-------- Data excerpts

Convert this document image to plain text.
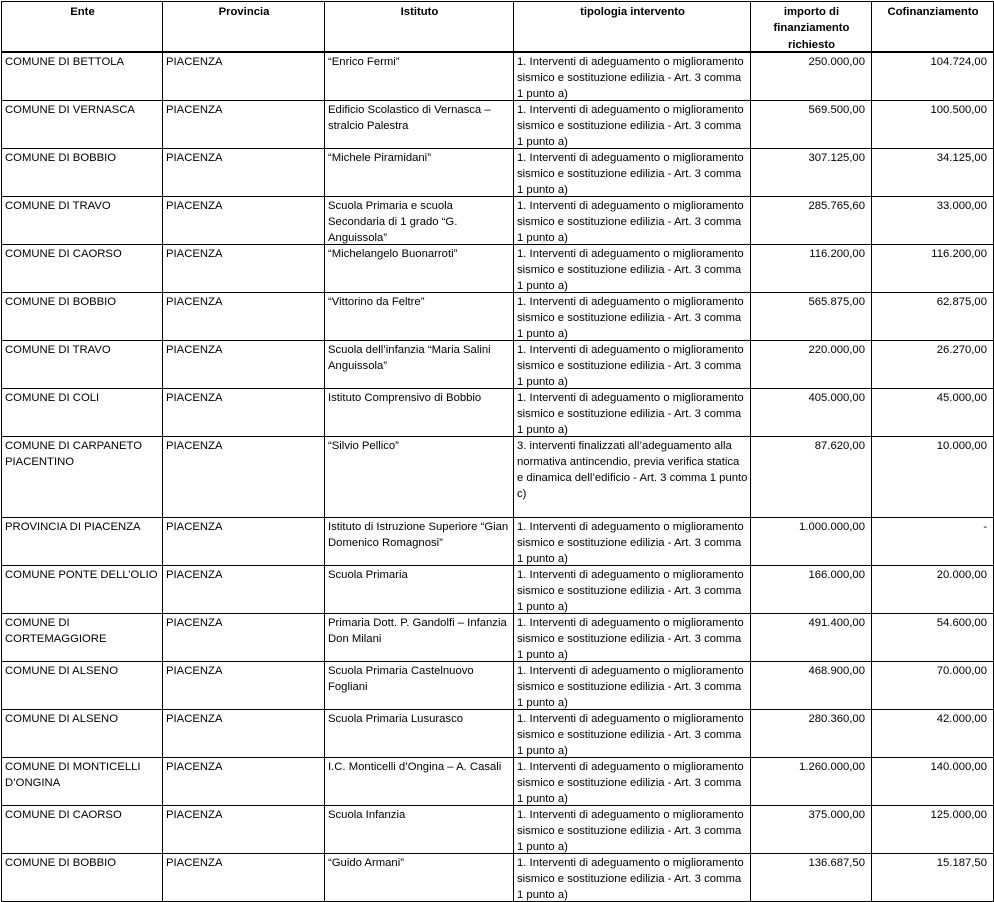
Ente	Provincia	Istituto	tipologia intervento	importo di finanziamento richiesto	Cofinanziamento

COMUNE DI BETTOLA	PIACENZA	“Enrico Fermi”	1. Interventi di adeguamento o miglioramento sismico e sostituzione edilizia - Art. 3 comma 1 punto a)	250.000,00	104.724,00

COMUNE DI VERNASCA	PIACENZA	Edificio Scolastico di Vernasca – stralcio Palestra	1. Interventi di adeguamento o miglioramento sismico e sostituzione edilizia - Art. 3 comma 1 punto a)	569.500,00	100.500,00

COMUNE DI BOBBIO	PIACENZA	“Michele Piramidani”	1. Interventi di adeguamento o miglioramento sismico e sostituzione edilizia - Art. 3 comma 1 punto a)	307.125,00	34.125,00

COMUNE DI TRAVO	PIACENZA	Scuola Primaria e scuola Secondaria di 1 grado “G. Anguissola”	1. Interventi di adeguamento o miglioramento sismico e sostituzione edilizia - Art. 3 comma 1 punto a)	285.765,60	33.000,00

COMUNE DI CAORSO	PIACENZA	“Michelangelo Buonarroti”	1. Interventi di adeguamento o miglioramento sismico e sostituzione edilizia - Art. 3 comma 1 punto a)	116.200,00	116.200,00

COMUNE DI BOBBIO	PIACENZA	“Vittorino da Feltre”	1. Interventi di adeguamento o miglioramento sismico e sostituzione edilizia - Art. 3 comma 1 punto a)	565.875,00	62.875,00

COMUNE DI TRAVO	PIACENZA	Scuola dell’infanzia “Maria Salini Anguissola”	1. Interventi di adeguamento o miglioramento sismico e sostituzione edilizia - Art. 3 comma 1 punto a)	220.000,00	26.270,00

COMUNE DI COLI	PIACENZA	Istituto Comprensivo di Bobbio	1. Interventi di adeguamento o miglioramento sismico e sostituzione edilizia - Art. 3 comma 1 punto a)	405.000,00	45.000,00

COMUNE DI CARPANETO PIACENTINO	PIACENZA	“Silvio Pellico”	3. interventi finalizzati all’adeguamento alla normativa antincendio, previa verifica statica e dinamica dell’edificio - Art. 3 comma 1 punto c)	87.620,00	10.000,00

PROVINCIA DI PIACENZA	PIACENZA	Istituto di Istruzione Superiore “Gian Domenico Romagnosi”	1. Interventi di adeguamento o miglioramento sismico e sostituzione edilizia - Art. 3 comma 1 punto a)	1.000.000,00	-

COMUNE PONTE DELL’OLIO	PIACENZA	Scuola Primaria	1. Interventi di adeguamento o miglioramento sismico e sostituzione edilizia - Art. 3 comma 1 punto a)	166.000,00	20.000,00

COMUNE DI CORTEMAGGIORE	PIACENZA	Primaria Dott. P. Gandolfi – Infanzia Don Milani	1. Interventi di adeguamento o miglioramento sismico e sostituzione edilizia - Art. 3 comma 1 punto a)	491.400,00	54.600,00

COMUNE DI ALSENO	PIACENZA	Scuola Primaria Castelnuovo Fogliani	1. Interventi di adeguamento o miglioramento sismico e sostituzione edilizia - Art. 3 comma 1 punto a)	468.900,00	70.000,00

COMUNE DI ALSENO	PIACENZA	Scuola Primaria Lusurasco	1. Interventi di adeguamento o miglioramento sismico e sostituzione edilizia - Art. 3 comma 1 punto a)	280.360,00	42.000,00

COMUNE DI MONTICELLI D’ONGINA	PIACENZA	I.C. Monticelli d’Ongina – A. Casali	1. Interventi di adeguamento o miglioramento sismico e sostituzione edilizia - Art. 3 comma 1 punto a)	1.260.000,00	140.000,00

COMUNE DI CAORSO	PIACENZA	Scuola Infanzia	1. Interventi di adeguamento o miglioramento sismico e sostituzione edilizia - Art. 3 comma 1 punto a)	375.000,00	125.000,00

COMUNE DI BOBBIO	PIACENZA	“Guido Armani”	1. Interventi di adeguamento o miglioramento sismico e sostituzione edilizia - Art. 3 comma 1 punto a)	136.687,50	15.187,50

----------------

Request —
Go through the records above and copy every line with the word "CAORSO".

Result —
COMUNE DI CAORSO	PIACENZA	“Michelangelo Buonarroti”	1. Interventi di adeguamento o miglioramento sismico e sostituzione edilizia - Art. 3 comma 1 punto a)	116.200,00	116.200,00
COMUNE DI CAORSO	PIACENZA	Scuola Infanzia	1. Interventi di adeguamento o miglioramento sismico e sostituzione edilizia - Art. 3 comma 1 punto a)	375.000,00	125.000,00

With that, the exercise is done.